**PROBLEM DETAILS**
Copy the listing without any changes, beginning at its first line and ending after the line that contains "navigator-series <box>17 478 749 523</box>".

** Start RECORDS SUPPLIED **

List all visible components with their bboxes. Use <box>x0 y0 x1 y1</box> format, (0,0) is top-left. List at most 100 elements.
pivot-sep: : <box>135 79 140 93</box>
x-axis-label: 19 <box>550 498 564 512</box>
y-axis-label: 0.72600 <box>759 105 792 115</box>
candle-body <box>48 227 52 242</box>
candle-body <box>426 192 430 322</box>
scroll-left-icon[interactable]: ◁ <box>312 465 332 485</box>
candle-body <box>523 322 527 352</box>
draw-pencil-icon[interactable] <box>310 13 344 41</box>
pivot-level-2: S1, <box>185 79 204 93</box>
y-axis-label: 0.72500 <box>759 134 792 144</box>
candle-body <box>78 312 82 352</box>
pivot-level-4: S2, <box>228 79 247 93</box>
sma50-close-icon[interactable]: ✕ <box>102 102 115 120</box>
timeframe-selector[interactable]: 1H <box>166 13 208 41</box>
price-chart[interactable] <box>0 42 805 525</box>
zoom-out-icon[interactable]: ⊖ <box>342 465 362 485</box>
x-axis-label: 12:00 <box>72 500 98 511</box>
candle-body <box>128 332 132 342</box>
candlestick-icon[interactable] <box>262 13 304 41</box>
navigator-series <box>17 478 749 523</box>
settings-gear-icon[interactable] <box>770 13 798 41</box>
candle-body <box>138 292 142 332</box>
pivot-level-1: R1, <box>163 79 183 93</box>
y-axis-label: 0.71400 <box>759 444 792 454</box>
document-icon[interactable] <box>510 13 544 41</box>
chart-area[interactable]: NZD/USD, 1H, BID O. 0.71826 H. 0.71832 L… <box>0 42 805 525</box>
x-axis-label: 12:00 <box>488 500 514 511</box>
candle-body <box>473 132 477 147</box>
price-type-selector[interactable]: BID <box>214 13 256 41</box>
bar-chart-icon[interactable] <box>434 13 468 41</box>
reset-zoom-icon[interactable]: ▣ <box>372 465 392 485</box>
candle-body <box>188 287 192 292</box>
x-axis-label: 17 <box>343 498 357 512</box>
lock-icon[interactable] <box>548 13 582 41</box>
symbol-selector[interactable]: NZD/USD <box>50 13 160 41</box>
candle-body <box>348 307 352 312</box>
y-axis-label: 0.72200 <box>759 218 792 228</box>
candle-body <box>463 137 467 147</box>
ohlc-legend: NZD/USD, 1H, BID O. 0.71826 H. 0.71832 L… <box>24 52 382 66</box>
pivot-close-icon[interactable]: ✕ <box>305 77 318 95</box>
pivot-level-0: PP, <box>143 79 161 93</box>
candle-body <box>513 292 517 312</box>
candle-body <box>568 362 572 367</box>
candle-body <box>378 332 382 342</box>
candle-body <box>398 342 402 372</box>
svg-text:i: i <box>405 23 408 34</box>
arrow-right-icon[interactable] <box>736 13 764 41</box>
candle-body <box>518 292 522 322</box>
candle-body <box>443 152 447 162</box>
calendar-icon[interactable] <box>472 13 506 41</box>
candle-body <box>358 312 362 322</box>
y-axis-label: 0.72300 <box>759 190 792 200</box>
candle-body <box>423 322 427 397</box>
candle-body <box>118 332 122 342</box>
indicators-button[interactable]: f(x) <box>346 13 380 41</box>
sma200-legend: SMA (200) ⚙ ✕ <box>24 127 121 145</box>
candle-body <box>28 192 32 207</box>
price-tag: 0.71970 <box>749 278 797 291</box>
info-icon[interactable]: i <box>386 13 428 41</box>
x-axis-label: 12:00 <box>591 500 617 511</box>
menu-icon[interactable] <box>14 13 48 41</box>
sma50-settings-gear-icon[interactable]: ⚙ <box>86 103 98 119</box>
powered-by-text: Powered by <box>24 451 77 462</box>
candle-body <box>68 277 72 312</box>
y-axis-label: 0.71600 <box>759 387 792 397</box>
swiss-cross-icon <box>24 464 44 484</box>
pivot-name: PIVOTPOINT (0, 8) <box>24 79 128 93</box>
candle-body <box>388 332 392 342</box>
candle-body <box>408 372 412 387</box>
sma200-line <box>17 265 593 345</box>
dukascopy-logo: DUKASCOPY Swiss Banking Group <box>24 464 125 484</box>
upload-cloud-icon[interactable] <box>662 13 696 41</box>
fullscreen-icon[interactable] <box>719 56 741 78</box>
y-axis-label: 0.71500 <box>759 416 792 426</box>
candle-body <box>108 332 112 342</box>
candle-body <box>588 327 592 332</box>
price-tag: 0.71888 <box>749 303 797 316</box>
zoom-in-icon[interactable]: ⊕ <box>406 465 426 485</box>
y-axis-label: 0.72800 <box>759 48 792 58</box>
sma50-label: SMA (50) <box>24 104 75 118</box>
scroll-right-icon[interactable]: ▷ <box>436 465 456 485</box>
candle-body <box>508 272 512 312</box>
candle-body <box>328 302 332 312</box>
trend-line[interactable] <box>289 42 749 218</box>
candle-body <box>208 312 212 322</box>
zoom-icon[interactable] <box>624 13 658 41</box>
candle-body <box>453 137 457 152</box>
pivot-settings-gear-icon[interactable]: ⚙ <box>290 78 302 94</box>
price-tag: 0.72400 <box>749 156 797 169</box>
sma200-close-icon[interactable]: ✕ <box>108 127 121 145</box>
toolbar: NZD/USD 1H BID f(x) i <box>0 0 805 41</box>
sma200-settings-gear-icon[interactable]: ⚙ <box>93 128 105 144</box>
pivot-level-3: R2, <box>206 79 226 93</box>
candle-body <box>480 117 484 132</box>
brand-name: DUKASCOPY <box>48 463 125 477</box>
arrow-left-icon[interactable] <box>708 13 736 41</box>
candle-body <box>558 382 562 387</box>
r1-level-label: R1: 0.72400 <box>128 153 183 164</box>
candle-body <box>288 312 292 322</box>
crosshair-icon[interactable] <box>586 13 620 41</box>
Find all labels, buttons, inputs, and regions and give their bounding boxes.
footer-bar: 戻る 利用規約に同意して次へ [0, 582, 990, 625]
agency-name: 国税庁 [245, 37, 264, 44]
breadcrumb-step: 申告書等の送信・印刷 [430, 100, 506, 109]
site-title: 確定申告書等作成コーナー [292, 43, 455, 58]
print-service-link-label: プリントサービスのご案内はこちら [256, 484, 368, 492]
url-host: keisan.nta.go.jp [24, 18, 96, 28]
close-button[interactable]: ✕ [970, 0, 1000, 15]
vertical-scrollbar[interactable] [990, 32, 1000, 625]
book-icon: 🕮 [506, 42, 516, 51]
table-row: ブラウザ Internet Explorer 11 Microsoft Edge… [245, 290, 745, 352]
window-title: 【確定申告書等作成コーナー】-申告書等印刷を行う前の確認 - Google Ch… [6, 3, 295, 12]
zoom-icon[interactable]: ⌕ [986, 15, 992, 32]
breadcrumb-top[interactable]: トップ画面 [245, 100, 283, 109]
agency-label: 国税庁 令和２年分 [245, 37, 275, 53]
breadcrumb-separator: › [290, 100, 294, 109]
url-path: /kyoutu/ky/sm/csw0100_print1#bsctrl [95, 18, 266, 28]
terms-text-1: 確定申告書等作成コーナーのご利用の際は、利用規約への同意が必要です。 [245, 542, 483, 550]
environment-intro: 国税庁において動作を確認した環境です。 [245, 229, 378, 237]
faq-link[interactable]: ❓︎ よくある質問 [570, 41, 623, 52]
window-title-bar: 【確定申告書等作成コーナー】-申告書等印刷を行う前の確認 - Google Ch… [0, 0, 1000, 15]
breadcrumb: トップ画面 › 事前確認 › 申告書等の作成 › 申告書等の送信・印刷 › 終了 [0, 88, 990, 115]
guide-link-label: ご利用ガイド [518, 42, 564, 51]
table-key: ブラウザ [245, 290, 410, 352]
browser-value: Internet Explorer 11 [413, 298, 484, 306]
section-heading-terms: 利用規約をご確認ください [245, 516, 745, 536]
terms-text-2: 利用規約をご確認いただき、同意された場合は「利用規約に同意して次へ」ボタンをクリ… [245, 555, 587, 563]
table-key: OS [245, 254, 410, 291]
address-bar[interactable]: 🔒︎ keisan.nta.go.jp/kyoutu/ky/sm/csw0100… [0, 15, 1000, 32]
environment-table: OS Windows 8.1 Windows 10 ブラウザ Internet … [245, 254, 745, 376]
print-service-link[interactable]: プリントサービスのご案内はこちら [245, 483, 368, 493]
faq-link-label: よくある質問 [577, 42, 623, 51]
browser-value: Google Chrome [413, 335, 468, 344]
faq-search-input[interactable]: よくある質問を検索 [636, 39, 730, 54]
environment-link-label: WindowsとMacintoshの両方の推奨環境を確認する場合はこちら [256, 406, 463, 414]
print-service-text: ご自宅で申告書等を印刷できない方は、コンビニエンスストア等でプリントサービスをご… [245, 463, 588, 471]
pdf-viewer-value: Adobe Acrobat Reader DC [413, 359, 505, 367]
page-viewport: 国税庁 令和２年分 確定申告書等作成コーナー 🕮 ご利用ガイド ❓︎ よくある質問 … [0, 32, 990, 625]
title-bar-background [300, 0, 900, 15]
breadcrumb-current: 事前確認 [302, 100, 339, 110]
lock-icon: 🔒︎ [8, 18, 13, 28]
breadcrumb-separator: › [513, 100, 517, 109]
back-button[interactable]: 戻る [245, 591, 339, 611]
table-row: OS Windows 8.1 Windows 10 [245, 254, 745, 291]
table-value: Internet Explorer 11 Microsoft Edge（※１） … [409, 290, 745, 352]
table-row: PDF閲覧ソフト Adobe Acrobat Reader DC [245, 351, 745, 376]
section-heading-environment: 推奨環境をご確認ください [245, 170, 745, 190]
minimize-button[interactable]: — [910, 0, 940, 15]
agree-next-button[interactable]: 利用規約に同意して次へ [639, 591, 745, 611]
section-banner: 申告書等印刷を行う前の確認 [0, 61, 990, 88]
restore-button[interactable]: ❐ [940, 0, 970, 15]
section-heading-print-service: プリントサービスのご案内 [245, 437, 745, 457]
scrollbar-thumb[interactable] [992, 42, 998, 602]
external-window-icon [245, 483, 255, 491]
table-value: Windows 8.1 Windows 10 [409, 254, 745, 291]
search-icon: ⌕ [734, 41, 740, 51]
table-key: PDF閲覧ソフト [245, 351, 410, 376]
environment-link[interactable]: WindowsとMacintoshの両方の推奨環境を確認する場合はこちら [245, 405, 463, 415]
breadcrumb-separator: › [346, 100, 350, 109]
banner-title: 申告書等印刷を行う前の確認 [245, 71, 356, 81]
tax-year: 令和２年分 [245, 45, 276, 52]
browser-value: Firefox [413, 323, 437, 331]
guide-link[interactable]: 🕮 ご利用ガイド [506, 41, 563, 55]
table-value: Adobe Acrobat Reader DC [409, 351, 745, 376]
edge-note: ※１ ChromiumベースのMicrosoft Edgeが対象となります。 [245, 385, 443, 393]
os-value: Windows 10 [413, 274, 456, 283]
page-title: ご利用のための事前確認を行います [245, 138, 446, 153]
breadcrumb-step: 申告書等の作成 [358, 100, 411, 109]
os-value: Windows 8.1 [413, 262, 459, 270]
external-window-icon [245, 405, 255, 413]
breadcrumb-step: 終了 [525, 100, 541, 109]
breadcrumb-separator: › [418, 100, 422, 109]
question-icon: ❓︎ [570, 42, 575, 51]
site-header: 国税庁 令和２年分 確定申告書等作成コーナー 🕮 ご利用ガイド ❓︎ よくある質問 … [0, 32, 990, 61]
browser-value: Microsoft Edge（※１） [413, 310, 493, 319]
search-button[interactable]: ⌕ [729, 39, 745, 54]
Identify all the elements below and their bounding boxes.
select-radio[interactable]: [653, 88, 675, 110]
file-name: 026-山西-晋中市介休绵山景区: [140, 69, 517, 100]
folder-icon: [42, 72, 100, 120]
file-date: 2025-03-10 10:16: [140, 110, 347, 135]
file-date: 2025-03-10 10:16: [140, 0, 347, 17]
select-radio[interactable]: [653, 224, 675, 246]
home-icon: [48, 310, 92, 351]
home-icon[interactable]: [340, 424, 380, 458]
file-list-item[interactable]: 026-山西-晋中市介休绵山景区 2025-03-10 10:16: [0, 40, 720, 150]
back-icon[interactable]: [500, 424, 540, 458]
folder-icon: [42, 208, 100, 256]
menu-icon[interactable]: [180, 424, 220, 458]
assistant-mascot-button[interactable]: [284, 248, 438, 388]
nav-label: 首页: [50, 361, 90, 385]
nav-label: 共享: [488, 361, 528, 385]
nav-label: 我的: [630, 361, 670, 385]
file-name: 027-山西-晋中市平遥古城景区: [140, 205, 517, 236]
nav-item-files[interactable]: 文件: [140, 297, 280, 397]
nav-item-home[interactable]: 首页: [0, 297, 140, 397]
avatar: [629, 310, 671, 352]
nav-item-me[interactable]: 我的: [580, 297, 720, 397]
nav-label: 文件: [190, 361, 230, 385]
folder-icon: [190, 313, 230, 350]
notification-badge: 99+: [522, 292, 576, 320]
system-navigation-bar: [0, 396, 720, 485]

** End RECORDS SUPPLIED **

**PROBLEM SOLUTION**
List all visible components with their bboxes. Use <box>x0 y0 x1 y1</box> format, (0,0) is top-left. List at most 100 elements.
pivot-sep: : <box>135 79 140 93</box>
x-axis-label: 19 <box>550 498 564 512</box>
y-axis-label: 0.72600 <box>759 105 792 115</box>
candle-body <box>48 227 52 242</box>
candle-body <box>426 192 430 322</box>
scroll-left-icon[interactable]: ◁ <box>312 465 332 485</box>
candle-body <box>523 322 527 352</box>
draw-pencil-icon[interactable] <box>310 13 344 41</box>
pivot-level-2: S1, <box>185 79 204 93</box>
y-axis-label: 0.72500 <box>759 134 792 144</box>
candle-body <box>78 312 82 352</box>
pivot-level-4: S2, <box>228 79 247 93</box>
sma50-close-icon[interactable]: ✕ <box>102 102 115 120</box>
timeframe-selector[interactable]: 1H <box>166 13 208 41</box>
price-chart[interactable] <box>0 42 805 525</box>
zoom-out-icon[interactable]: ⊖ <box>342 465 362 485</box>
x-axis-label: 12:00 <box>72 500 98 511</box>
candle-body <box>128 332 132 342</box>
candlestick-icon[interactable] <box>262 13 304 41</box>
navigator-series <box>17 478 749 523</box>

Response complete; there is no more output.